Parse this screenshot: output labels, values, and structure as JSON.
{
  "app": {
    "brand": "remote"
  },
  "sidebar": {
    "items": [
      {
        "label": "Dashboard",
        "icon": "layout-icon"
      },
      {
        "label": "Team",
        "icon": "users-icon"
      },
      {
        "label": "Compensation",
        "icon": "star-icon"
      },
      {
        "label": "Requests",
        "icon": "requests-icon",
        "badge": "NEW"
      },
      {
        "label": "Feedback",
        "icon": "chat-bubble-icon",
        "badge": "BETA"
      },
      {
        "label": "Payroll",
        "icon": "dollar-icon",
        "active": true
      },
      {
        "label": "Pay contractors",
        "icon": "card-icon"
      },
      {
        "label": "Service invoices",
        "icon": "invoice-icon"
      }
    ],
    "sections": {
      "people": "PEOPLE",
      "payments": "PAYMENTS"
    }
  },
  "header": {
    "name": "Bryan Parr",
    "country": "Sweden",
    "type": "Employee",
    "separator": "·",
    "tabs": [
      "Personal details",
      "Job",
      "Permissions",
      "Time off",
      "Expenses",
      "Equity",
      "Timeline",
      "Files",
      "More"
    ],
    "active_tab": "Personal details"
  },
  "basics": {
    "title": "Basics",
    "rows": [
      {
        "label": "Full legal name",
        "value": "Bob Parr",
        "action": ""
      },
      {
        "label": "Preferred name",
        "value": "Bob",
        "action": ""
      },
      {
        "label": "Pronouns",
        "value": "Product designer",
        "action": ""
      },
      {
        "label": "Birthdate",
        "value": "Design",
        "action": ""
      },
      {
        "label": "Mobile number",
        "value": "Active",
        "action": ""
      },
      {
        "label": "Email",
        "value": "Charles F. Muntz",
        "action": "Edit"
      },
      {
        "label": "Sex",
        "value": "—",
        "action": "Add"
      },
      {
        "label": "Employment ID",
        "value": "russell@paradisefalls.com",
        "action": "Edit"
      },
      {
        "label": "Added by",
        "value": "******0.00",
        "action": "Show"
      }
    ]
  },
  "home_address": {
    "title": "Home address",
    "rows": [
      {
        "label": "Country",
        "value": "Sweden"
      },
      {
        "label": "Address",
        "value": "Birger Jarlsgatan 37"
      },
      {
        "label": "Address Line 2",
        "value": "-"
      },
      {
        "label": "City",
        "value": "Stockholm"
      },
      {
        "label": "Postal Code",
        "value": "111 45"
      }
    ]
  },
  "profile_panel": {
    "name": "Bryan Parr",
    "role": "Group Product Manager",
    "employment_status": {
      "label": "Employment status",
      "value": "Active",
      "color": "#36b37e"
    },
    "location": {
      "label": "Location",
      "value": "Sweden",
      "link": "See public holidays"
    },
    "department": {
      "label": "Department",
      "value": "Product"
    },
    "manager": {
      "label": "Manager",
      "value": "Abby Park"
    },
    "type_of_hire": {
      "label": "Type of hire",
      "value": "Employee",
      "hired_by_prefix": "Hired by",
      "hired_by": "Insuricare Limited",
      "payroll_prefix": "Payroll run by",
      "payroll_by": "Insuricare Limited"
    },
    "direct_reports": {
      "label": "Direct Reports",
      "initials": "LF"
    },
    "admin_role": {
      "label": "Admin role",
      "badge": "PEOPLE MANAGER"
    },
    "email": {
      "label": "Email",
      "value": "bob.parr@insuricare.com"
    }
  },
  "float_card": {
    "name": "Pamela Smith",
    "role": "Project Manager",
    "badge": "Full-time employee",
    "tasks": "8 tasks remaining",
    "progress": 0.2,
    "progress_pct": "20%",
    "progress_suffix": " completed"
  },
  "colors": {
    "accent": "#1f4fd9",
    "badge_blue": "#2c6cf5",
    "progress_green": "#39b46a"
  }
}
____
→ Required task: Copy out the lines that hold "Limited".

→ The completed task:
      "hired_by": "Insuricare Limited",
      "payroll_by": "Insuricare Limited"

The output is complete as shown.